--- Start Stored rows ---

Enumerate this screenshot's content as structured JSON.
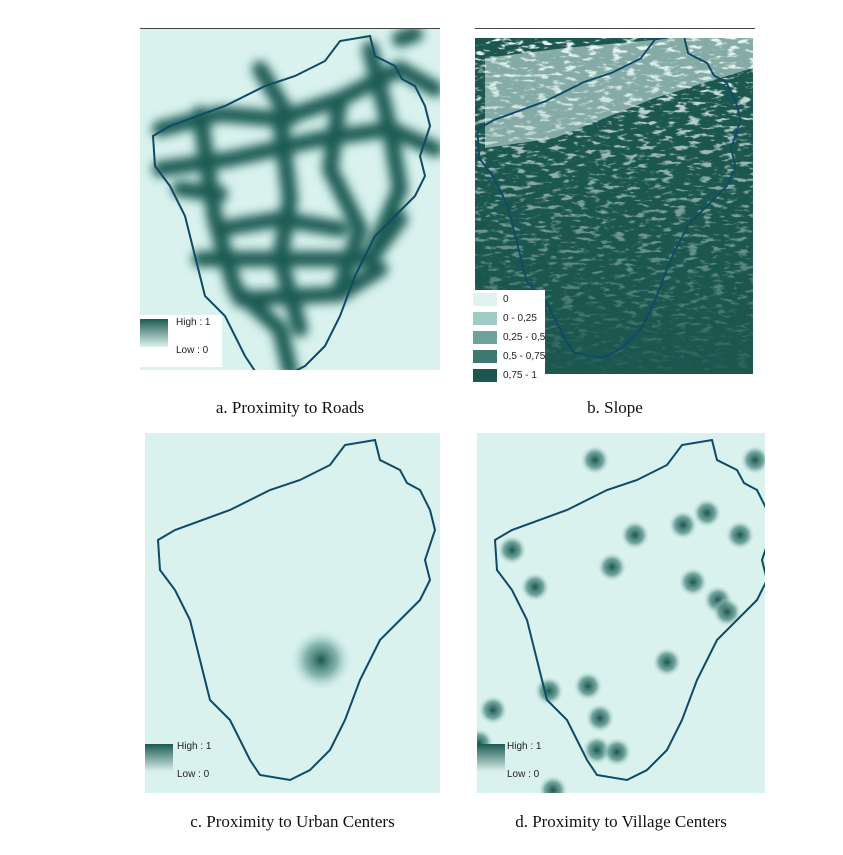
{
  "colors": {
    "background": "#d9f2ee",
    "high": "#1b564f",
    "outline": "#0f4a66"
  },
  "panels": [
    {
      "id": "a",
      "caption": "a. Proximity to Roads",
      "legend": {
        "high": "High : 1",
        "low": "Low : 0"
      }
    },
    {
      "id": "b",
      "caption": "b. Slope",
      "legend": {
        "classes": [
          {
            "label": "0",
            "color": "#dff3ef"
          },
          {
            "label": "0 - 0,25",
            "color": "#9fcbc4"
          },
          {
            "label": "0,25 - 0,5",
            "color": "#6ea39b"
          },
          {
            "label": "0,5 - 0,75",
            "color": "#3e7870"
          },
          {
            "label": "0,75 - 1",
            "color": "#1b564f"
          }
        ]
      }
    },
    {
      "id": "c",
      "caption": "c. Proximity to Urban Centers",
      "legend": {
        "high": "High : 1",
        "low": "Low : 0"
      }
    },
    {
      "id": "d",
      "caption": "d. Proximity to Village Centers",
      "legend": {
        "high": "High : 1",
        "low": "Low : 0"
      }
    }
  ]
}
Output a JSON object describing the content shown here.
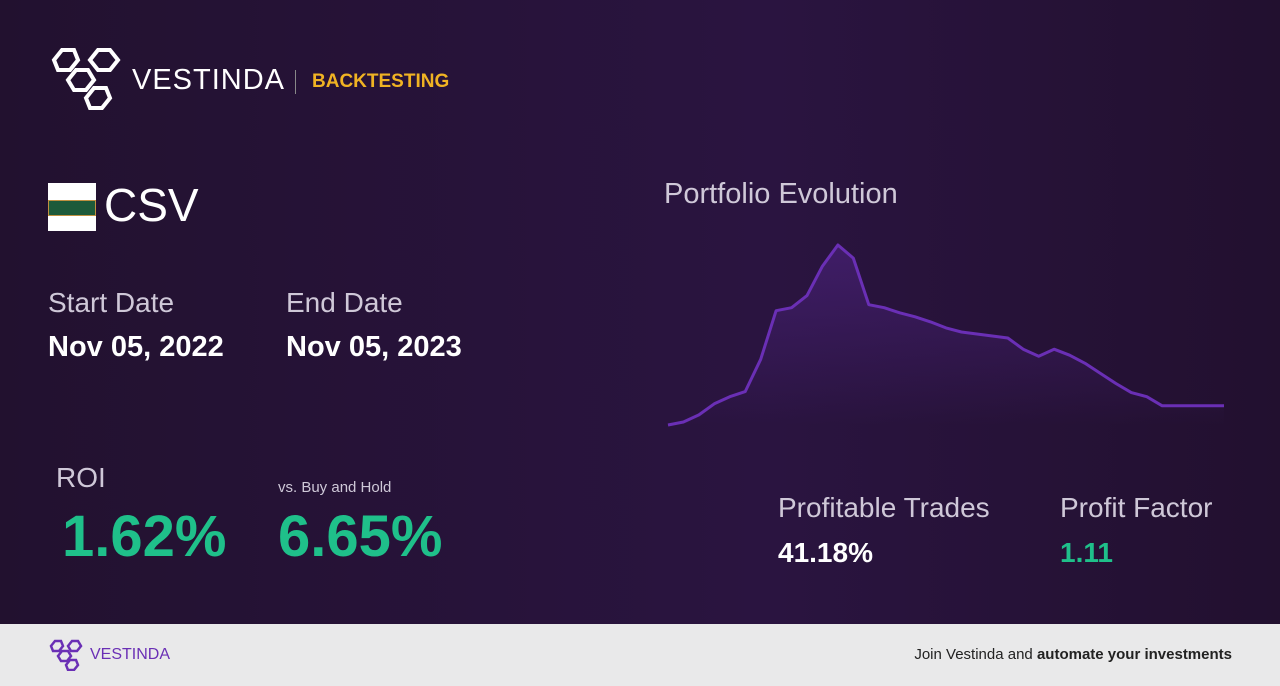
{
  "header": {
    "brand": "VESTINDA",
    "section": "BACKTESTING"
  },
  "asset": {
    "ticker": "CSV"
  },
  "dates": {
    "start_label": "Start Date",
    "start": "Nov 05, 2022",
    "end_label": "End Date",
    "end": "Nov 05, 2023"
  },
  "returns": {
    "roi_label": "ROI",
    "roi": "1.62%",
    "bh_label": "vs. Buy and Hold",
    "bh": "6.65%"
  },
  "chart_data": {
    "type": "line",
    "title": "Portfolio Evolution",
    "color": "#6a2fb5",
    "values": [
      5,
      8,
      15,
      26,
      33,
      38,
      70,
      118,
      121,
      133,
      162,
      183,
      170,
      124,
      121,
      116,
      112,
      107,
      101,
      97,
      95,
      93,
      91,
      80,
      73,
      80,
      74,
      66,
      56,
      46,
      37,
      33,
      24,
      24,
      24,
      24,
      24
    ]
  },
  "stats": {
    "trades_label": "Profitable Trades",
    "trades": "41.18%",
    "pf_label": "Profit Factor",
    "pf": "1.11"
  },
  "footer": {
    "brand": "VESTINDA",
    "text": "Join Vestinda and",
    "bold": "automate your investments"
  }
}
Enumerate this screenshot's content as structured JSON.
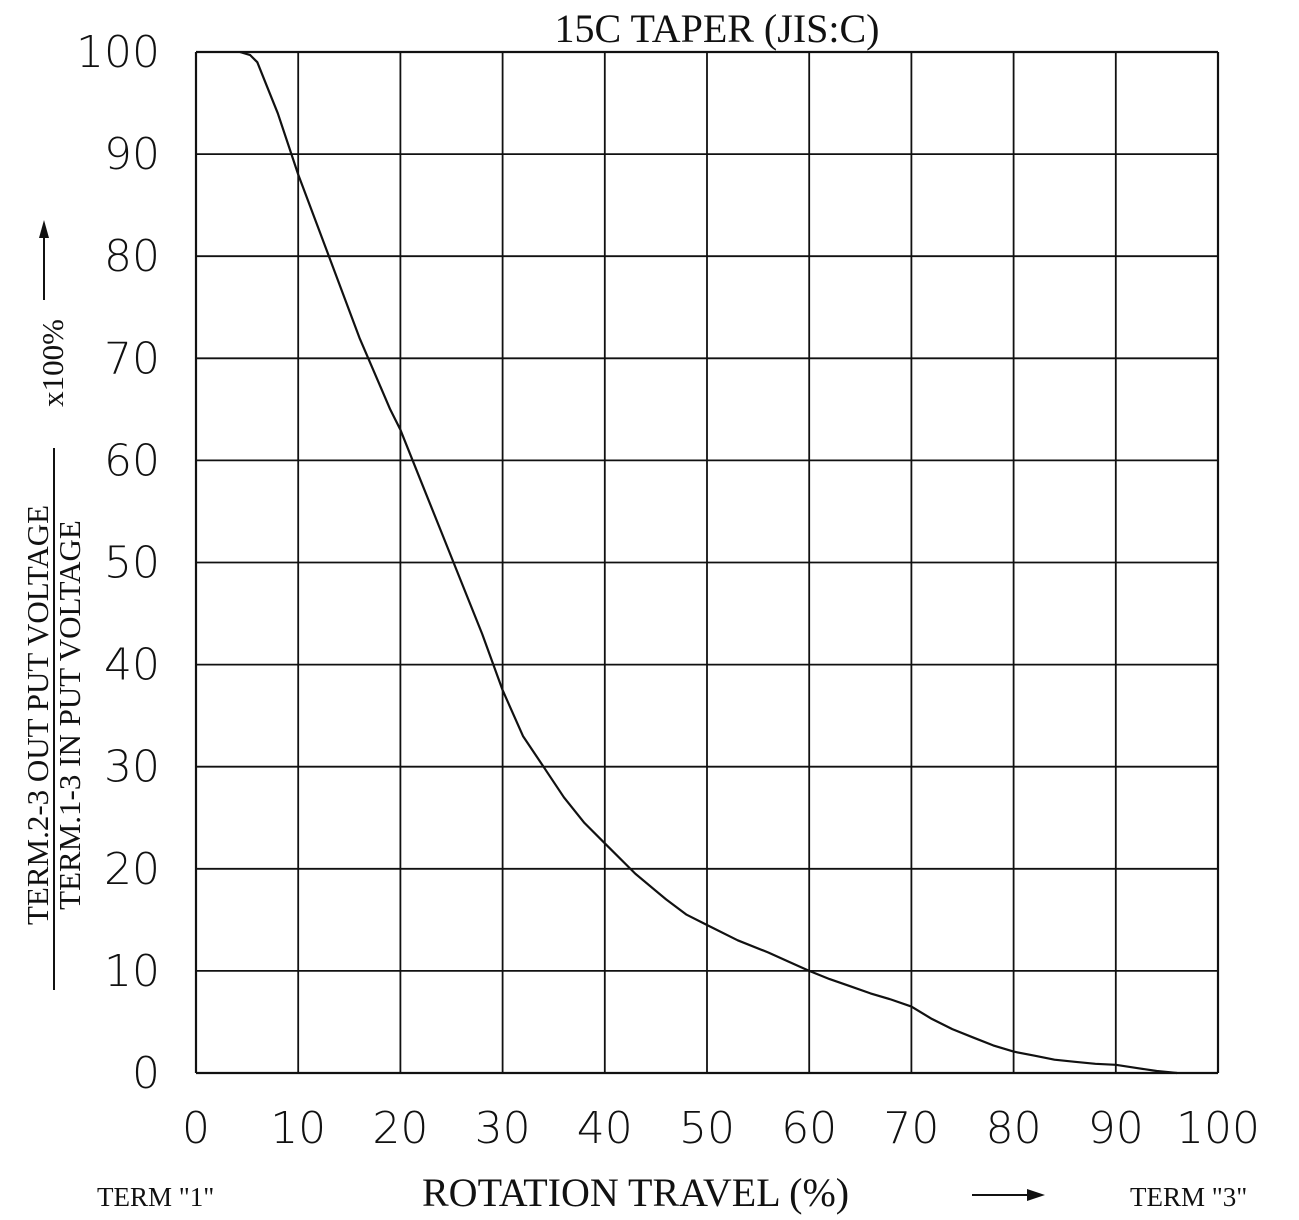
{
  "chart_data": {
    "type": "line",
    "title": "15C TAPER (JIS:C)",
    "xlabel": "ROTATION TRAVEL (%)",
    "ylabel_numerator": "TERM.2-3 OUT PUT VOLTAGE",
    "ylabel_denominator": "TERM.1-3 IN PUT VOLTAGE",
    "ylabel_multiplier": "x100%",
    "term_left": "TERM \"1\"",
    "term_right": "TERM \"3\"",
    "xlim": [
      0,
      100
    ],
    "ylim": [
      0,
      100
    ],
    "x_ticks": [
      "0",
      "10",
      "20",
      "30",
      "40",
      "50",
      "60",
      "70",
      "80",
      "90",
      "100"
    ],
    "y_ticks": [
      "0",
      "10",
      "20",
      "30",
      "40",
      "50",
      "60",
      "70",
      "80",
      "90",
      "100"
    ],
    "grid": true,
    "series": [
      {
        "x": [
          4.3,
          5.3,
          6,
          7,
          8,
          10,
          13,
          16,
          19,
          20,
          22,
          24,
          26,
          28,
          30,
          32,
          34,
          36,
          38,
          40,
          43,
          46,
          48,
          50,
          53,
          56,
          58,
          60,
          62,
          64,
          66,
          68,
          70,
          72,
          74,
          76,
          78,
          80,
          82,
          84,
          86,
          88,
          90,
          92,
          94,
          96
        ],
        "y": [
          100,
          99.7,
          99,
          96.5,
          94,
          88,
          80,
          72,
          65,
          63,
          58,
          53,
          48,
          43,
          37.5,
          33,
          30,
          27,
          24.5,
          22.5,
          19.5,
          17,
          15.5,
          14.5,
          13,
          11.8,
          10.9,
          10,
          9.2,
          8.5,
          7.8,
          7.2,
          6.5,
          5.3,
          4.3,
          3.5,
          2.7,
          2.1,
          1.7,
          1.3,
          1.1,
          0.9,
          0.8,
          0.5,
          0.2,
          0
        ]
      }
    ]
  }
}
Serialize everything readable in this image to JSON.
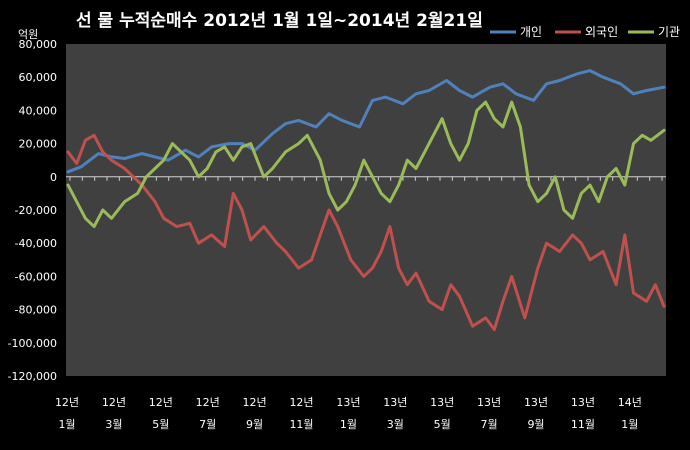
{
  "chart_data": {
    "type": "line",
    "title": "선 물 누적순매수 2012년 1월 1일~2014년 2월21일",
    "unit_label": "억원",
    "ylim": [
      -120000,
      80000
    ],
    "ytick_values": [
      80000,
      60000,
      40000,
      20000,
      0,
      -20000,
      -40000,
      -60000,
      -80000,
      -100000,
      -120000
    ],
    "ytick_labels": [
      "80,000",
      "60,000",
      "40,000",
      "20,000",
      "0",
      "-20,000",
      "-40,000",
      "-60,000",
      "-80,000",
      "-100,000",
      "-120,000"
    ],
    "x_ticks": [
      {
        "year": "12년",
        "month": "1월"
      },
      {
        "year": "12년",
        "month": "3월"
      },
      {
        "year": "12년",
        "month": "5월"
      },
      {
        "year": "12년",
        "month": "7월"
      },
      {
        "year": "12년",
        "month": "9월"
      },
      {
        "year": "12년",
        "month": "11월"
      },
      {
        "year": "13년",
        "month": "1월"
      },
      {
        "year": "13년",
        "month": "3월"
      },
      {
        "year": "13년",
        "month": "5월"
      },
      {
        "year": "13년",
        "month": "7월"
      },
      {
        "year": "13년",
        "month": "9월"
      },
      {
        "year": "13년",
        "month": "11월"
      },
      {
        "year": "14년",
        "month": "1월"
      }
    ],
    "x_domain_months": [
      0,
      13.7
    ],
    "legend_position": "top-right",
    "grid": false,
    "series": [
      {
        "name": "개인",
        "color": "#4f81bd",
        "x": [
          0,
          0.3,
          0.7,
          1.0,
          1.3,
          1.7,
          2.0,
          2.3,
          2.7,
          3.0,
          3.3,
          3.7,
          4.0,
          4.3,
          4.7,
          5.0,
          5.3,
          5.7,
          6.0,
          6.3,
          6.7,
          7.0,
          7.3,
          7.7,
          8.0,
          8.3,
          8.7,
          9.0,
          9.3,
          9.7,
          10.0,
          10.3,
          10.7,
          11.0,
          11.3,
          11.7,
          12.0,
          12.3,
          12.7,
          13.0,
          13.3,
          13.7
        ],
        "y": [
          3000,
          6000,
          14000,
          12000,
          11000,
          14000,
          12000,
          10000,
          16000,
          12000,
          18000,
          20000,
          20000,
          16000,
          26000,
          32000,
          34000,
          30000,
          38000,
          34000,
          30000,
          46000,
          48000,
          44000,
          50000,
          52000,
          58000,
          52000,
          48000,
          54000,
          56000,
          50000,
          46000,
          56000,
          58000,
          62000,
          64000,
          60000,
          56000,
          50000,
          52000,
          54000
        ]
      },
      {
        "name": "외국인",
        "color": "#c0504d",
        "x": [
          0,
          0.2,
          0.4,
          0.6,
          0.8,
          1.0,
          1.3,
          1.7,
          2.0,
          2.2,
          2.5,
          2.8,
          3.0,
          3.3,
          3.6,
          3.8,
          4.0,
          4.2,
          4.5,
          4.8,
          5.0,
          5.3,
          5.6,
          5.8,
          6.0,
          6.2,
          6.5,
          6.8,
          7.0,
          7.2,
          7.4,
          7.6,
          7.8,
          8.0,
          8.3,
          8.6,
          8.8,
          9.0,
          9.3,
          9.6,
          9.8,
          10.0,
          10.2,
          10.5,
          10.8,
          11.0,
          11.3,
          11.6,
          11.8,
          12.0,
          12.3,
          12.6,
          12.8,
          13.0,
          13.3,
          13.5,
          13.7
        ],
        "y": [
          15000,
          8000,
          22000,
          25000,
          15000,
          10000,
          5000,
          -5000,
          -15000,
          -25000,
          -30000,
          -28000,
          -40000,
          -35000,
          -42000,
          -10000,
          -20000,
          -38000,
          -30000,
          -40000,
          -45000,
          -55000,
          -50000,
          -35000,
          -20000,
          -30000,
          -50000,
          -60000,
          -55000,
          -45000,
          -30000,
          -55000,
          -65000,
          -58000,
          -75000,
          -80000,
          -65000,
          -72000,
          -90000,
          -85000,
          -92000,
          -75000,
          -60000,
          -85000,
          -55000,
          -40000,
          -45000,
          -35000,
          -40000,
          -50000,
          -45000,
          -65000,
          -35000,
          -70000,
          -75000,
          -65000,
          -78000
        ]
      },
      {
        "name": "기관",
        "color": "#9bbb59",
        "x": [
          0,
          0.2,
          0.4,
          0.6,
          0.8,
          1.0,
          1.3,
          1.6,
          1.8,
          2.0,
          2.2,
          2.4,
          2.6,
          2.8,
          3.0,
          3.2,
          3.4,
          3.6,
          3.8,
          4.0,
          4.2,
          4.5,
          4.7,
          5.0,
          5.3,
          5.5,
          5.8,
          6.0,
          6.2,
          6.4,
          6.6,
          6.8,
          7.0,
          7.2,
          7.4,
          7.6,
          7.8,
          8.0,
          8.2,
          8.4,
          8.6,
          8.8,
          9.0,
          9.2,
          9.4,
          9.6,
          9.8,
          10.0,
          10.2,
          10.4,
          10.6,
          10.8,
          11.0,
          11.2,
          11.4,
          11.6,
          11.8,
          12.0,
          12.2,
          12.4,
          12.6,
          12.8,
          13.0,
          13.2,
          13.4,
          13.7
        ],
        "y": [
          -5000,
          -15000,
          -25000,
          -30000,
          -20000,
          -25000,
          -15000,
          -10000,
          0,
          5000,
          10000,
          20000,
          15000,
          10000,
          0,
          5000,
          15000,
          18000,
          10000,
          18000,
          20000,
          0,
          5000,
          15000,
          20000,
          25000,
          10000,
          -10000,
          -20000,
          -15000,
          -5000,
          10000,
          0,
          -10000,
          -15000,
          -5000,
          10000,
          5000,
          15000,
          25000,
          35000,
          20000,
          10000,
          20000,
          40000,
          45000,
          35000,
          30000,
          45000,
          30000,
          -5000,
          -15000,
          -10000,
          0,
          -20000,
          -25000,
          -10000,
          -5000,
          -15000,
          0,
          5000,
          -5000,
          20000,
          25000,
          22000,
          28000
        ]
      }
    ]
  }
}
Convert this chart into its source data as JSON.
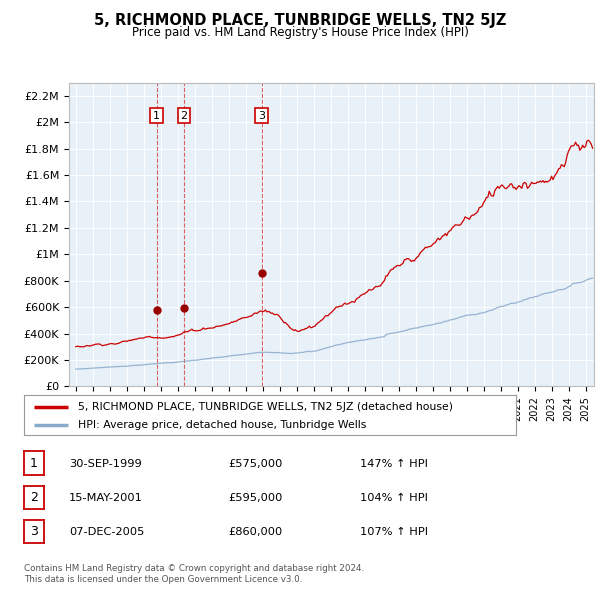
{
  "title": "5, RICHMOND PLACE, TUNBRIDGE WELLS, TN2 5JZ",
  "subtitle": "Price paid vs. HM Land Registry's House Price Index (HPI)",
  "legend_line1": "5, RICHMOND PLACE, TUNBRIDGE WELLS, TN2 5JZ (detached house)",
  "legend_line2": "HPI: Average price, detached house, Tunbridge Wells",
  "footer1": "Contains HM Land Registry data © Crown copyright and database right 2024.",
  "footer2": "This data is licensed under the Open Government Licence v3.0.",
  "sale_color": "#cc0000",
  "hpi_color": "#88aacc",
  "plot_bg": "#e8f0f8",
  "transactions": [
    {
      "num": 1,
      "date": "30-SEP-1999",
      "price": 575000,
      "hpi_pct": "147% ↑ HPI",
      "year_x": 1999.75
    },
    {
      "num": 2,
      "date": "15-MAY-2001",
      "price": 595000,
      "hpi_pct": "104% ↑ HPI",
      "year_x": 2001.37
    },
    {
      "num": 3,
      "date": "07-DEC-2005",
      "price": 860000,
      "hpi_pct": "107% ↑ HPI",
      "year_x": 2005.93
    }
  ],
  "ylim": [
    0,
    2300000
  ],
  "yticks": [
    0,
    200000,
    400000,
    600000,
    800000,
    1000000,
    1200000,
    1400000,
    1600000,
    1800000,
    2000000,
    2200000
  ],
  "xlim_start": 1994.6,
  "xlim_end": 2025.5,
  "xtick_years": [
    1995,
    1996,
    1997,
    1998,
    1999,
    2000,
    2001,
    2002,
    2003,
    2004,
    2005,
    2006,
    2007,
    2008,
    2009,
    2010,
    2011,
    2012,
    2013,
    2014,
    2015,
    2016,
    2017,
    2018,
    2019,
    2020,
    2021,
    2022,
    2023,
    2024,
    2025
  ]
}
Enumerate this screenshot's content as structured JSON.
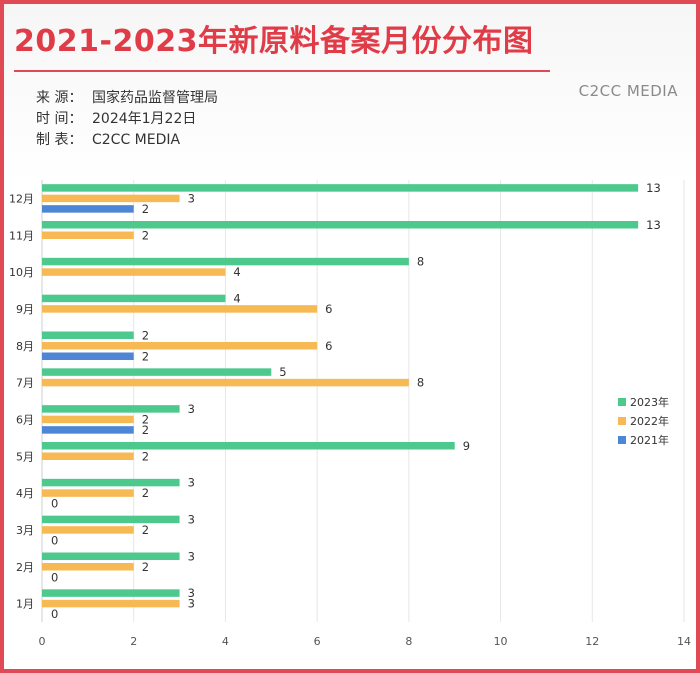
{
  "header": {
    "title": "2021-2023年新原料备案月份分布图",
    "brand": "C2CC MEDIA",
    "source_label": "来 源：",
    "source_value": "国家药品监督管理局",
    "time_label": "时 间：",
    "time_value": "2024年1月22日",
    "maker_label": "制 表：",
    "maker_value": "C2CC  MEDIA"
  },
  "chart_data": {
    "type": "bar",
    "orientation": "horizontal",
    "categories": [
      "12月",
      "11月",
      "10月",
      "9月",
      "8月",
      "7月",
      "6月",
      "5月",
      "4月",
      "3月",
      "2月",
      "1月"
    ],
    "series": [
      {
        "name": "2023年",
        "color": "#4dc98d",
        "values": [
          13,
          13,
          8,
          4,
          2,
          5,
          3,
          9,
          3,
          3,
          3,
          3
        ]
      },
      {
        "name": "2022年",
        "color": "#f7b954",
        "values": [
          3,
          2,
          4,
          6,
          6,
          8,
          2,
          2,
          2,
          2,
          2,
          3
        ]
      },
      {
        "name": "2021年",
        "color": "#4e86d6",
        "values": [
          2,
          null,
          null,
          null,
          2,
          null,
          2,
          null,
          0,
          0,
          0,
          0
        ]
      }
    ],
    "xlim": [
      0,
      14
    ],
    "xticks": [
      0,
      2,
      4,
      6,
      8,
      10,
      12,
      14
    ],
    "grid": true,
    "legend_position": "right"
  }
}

--- End Stored rows ---

## Requirements
Pick out the lines that include the word "Land" and write them out.

## Solved exercise
  "subtitle": "Price paid vs. HM Land Registry's House Price Index (HPI)",
  "footer1": "Contains HM Land Registry data © Crown copyright and database right 2024.",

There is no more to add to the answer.